** start STORED RECORDS **

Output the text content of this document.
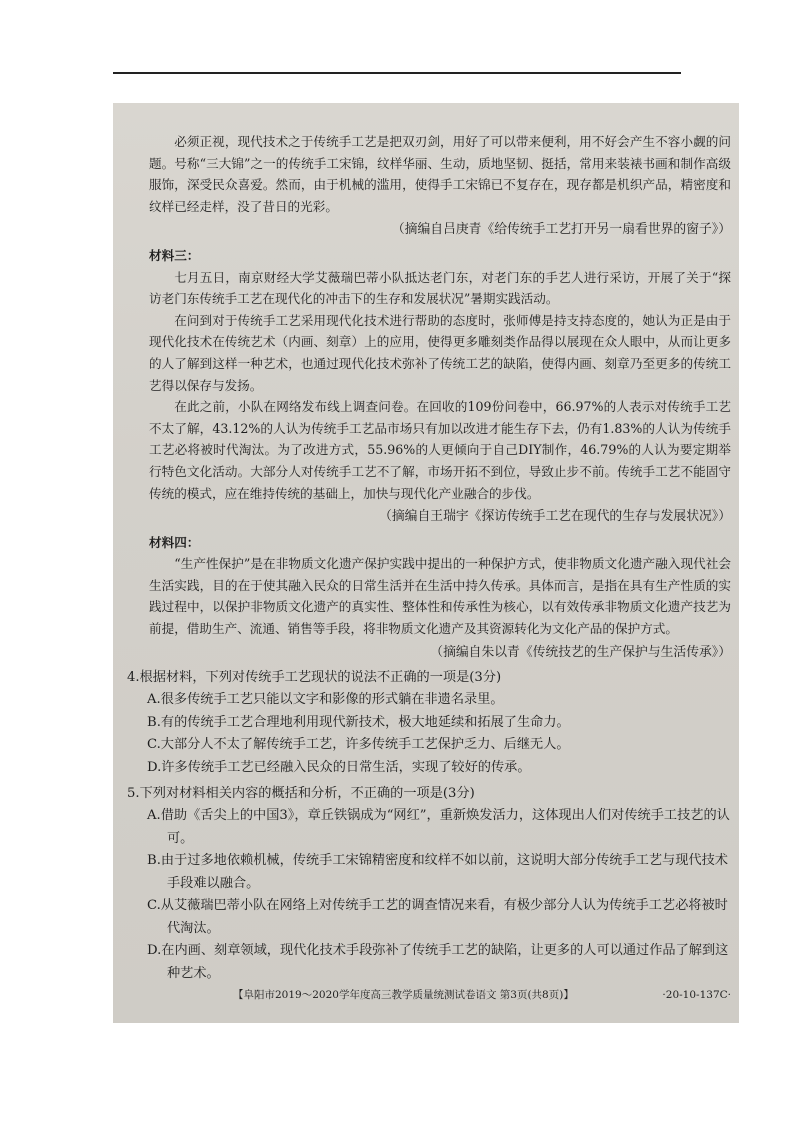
必须正视，现代技术之于传统手工艺是把双刃剑，用好了可以带来便利，用不好会产生不容小觑的问题。号称“三大锦”之一的传统手工宋锦，纹样华丽、生动，质地坚韧、挺括，常用来装裱书画和制作高级服饰，深受民众喜爱。然而，由于机械的滥用，使得手工宋锦已不复存在，现存都是机织产品，精密度和纹样已经走样，没了昔日的光彩。

（摘编自吕庚青《给传统手工艺打开另一扇看世界的窗子》）

材料三：

七月五日，南京财经大学艾薇瑞巴蒂小队抵达老门东，对老门东的手艺人进行采访，开展了关于“探访老门东传统手工艺在现代化的冲击下的生存和发展状况”暑期实践活动。

在问到对于传统手工艺采用现代化技术进行帮助的态度时，张师傅是持支持态度的，她认为正是由于现代化技术在传统艺术（内画、刻章）上的应用，使得更多雕刻类作品得以展现在众人眼中，从而让更多的人了解到这样一种艺术，也通过现代化技术弥补了传统工艺的缺陷，使得内画、刻章乃至更多的传统工艺得以保存与发扬。

在此之前，小队在网络发布线上调查问卷。在回收的109份问卷中，66.97%的人表示对传统手工艺不太了解，43.12%的人认为传统手工艺品市场只有加以改进才能生存下去，仍有1.83%的人认为传统手工艺必将被时代淘汰。为了改进方式，55.96%的人更倾向于自己DIY制作，46.79%的人认为要定期举行特色文化活动。大部分人对传统手工艺不了解，市场开拓不到位，导致止步不前。传统手工艺不能固守传统的模式，应在维持传统的基础上，加快与现代化产业融合的步伐。

（摘编自王瑞宇《探访传统手工艺在现代的生存与发展状况》）

材料四：

“生产性保护”是在非物质文化遗产保护实践中提出的一种保护方式，使非物质文化遗产融入现代社会生活实践，目的在于使其融入民众的日常生活并在生活中持久传承。具体而言，是指在具有生产性质的实践过程中，以保护非物质文化遗产的真实性、整体性和传承性为核心，以有效传承非物质文化遗产技艺为前提，借助生产、流通、销售等手段，将非物质文化遗产及其资源转化为文化产品的保护方式。

（摘编自朱以青《传统技艺的生产保护与生活传承》）

4.根据材料，下列对传统手工艺现状的说法不正确的一项是(3分)

A.很多传统手工艺只能以文字和影像的形式躺在非遗名录里。

B.有的传统手工艺合理地利用现代新技术，极大地延续和拓展了生命力。

C.大部分人不太了解传统手工艺，许多传统手工艺保护乏力、后继无人。

D.许多传统手工艺已经融入民众的日常生活，实现了较好的传承。

5.下列对材料相关内容的概括和分析，不正确的一项是(3分)

A.借助《舌尖上的中国3》，章丘铁锅成为“网红”，重新焕发活力，这体现出人们对传统手工技艺的认可。

B.由于过多地依赖机械，传统手工宋锦精密度和纹样不如以前，这说明大部分传统手工艺与现代技术手段难以融合。

C.从艾薇瑞巴蒂小队在网络上对传统手工艺的调查情况来看，有极少部分人认为传统手工艺必将被时代淘汰。

D.在内画、刻章领域，现代化技术手段弥补了传统手工艺的缺陷，让更多的人可以通过作品了解到这种艺术。

【阜阳市2019～2020学年度高三教学质量统测试卷语文 第3页(共8页)】	·20-10-137C·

** end STORED RECORDS **

PROBLEM: Transcribe all the lines above exactly, apart from the pictures.

EXERCISE SOLUTION:
Output the text content of this document.
必须正视，现代技术之于传统手工艺是把双刃剑，用好了可以带来便利，用不好会产生不容小觑的问题。号称“三大锦”之一的传统手工宋锦，纹样华丽、生动，质地坚韧、挺括，常用来装裱书画和制作高级服饰，深受民众喜爱。然而，由于机械的滥用，使得手工宋锦已不复存在，现存都是机织产品，精密度和纹样已经走样，没了昔日的光彩。

（摘编自吕庚青《给传统手工艺打开另一扇看世界的窗子》）

材料三：

七月五日，南京财经大学艾薇瑞巴蒂小队抵达老门东，对老门东的手艺人进行采访，开展了关于“探访老门东传统手工艺在现代化的冲击下的生存和发展状况”暑期实践活动。

在问到对于传统手工艺采用现代化技术进行帮助的态度时，张师傅是持支持态度的，她认为正是由于现代化技术在传统艺术（内画、刻章）上的应用，使得更多雕刻类作品得以展现在众人眼中，从而让更多的人了解到这样一种艺术，也通过现代化技术弥补了传统工艺的缺陷，使得内画、刻章乃至更多的传统工艺得以保存与发扬。

在此之前，小队在网络发布线上调查问卷。在回收的109份问卷中，66.97%的人表示对传统手工艺不太了解，43.12%的人认为传统手工艺品市场只有加以改进才能生存下去，仍有1.83%的人认为传统手工艺必将被时代淘汰。为了改进方式，55.96%的人更倾向于自己DIY制作，46.79%的人认为要定期举行特色文化活动。大部分人对传统手工艺不了解，市场开拓不到位，导致止步不前。传统手工艺不能固守传统的模式，应在维持传统的基础上，加快与现代化产业融合的步伐。

（摘编自王瑞宇《探访传统手工艺在现代的生存与发展状况》）

材料四：

“生产性保护”是在非物质文化遗产保护实践中提出的一种保护方式，使非物质文化遗产融入现代社会生活实践，目的在于使其融入民众的日常生活并在生活中持久传承。具体而言，是指在具有生产性质的实践过程中，以保护非物质文化遗产的真实性、整体性和传承性为核心，以有效传承非物质文化遗产技艺为前提，借助生产、流通、销售等手段，将非物质文化遗产及其资源转化为文化产品的保护方式。

（摘编自朱以青《传统技艺的生产保护与生活传承》）

4.根据材料，下列对传统手工艺现状的说法不正确的一项是(3分)

A.很多传统手工艺只能以文字和影像的形式躺在非遗名录里。

B.有的传统手工艺合理地利用现代新技术，极大地延续和拓展了生命力。

C.大部分人不太了解传统手工艺，许多传统手工艺保护乏力、后继无人。

D.许多传统手工艺已经融入民众的日常生活，实现了较好的传承。

5.下列对材料相关内容的概括和分析，不正确的一项是(3分)

A.借助《舌尖上的中国3》，章丘铁锅成为“网红”，重新焕发活力，这体现出人们对传统手工技艺的认可。

B.由于过多地依赖机械，传统手工宋锦精密度和纹样不如以前，这说明大部分传统手工艺与现代技术手段难以融合。

C.从艾薇瑞巴蒂小队在网络上对传统手工艺的调查情况来看，有极少部分人认为传统手工艺必将被时代淘汰。

D.在内画、刻章领域，现代化技术手段弥补了传统手工艺的缺陷，让更多的人可以通过作品了解到这种艺术。

【阜阳市2019～2020学年度高三教学质量统测试卷语文 第3页(共8页)】	·20-10-137C·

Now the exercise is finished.